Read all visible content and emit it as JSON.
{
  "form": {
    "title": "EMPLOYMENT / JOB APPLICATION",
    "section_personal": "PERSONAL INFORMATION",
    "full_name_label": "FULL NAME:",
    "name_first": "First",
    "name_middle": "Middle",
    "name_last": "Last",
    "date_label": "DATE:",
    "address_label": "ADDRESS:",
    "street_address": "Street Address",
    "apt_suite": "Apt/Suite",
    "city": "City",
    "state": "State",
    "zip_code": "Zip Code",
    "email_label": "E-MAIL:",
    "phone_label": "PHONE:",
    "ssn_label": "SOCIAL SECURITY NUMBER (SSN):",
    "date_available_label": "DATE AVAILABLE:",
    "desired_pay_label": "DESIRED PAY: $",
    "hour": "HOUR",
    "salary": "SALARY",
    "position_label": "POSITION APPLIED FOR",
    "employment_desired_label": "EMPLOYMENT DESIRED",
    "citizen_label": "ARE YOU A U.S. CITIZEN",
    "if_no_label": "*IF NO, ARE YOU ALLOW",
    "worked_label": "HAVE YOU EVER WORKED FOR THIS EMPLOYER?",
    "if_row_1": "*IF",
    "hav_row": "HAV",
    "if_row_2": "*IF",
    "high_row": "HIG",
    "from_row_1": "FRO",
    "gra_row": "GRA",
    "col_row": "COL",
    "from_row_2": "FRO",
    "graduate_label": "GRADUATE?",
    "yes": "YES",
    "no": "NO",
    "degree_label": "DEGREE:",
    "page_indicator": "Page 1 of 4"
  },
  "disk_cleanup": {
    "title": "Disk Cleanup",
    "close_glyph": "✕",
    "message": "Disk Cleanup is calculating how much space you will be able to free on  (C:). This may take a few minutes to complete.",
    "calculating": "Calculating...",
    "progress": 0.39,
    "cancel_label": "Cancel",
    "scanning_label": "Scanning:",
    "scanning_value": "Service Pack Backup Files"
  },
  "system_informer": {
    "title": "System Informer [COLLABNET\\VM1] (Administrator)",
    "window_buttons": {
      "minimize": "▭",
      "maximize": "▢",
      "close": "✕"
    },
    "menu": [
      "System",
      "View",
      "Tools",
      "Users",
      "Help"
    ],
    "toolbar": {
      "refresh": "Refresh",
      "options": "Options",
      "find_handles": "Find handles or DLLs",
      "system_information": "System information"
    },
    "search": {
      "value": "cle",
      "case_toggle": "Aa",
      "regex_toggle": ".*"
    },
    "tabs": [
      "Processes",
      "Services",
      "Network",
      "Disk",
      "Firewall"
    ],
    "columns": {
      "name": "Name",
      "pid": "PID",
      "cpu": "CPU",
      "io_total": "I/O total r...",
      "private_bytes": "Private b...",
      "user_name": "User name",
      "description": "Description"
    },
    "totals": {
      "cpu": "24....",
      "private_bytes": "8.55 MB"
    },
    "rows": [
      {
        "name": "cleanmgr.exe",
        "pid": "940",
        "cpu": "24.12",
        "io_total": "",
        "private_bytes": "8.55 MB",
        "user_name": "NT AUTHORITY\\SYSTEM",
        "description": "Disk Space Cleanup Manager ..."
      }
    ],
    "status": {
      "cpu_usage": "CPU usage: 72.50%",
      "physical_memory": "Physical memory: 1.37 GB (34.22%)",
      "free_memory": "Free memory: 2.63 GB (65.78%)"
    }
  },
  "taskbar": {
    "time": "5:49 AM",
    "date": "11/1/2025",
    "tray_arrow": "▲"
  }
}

....

Problem details
Please repeat all the records above exactly as they appear.

The answer
Read all visible content and emit it as JSON.
{
  "form": {
    "title": "EMPLOYMENT / JOB APPLICATION",
    "section_personal": "PERSONAL INFORMATION",
    "full_name_label": "FULL NAME:",
    "name_first": "First",
    "name_middle": "Middle",
    "name_last": "Last",
    "date_label": "DATE:",
    "address_label": "ADDRESS:",
    "street_address": "Street Address",
    "apt_suite": "Apt/Suite",
    "city": "City",
    "state": "State",
    "zip_code": "Zip Code",
    "email_label": "E-MAIL:",
    "phone_label": "PHONE:",
    "ssn_label": "SOCIAL SECURITY NUMBER (SSN):",
    "date_available_label": "DATE AVAILABLE:",
    "desired_pay_label": "DESIRED PAY: $",
    "hour": "HOUR",
    "salary": "SALARY",
    "position_label": "POSITION APPLIED FOR",
    "employment_desired_label": "EMPLOYMENT DESIRED",
    "citizen_label": "ARE YOU A U.S. CITIZEN",
    "if_no_label": "*IF NO, ARE YOU ALLOW",
    "worked_label": "HAVE YOU EVER WORKED FOR THIS EMPLOYER?",
    "if_row_1": "*IF",
    "hav_row": "HAV",
    "if_row_2": "*IF",
    "high_row": "HIG",
    "from_row_1": "FRO",
    "gra_row": "GRA",
    "col_row": "COL",
    "from_row_2": "FRO",
    "graduate_label": "GRADUATE?",
    "yes": "YES",
    "no": "NO",
    "degree_label": "DEGREE:",
    "page_indicator": "Page 1 of 4"
  },
  "disk_cleanup": {
    "title": "Disk Cleanup",
    "close_glyph": "✕",
    "message": "Disk Cleanup is calculating how much space you will be able to free on  (C:). This may take a few minutes to complete.",
    "calculating": "Calculating...",
    "progress": 0.39,
    "cancel_label": "Cancel",
    "scanning_label": "Scanning:",
    "scanning_value": "Service Pack Backup Files"
  },
  "system_informer": {
    "title": "System Informer [COLLABNET\\VM1] (Administrator)",
    "window_buttons": {
      "minimize": "▭",
      "maximize": "▢",
      "close": "✕"
    },
    "menu": [
      "System",
      "View",
      "Tools",
      "Users",
      "Help"
    ],
    "toolbar": {
      "refresh": "Refresh",
      "options": "Options",
      "find_handles": "Find handles or DLLs",
      "system_information": "System information"
    },
    "search": {
      "value": "cle",
      "case_toggle": "Aa",
      "regex_toggle": ".*"
    },
    "tabs": [
      "Processes",
      "Services",
      "Network",
      "Disk",
      "Firewall"
    ],
    "columns": {
      "name": "Name",
      "pid": "PID",
      "cpu": "CPU",
      "io_total": "I/O total r...",
      "private_bytes": "Private b...",
      "user_name": "User name",
      "description": "Description"
    },
    "totals": {
      "cpu": "24....",
      "private_bytes": "8.55 MB"
    },
    "rows": [
      {
        "name": "cleanmgr.exe",
        "pid": "940",
        "cpu": "24.12",
        "io_total": "",
        "private_bytes": "8.55 MB",
        "user_name": "NT AUTHORITY\\SYSTEM",
        "description": "Disk Space Cleanup Manager ..."
      }
    ],
    "status": {
      "cpu_usage": "CPU usage: 72.50%",
      "physical_memory": "Physical memory: 1.37 GB (34.22%)",
      "free_memory": "Free memory: 2.63 GB (65.78%)"
    }
  },
  "taskbar": {
    "time": "5:49 AM",
    "date": "11/1/2025",
    "tray_arrow": "▲"
  }
}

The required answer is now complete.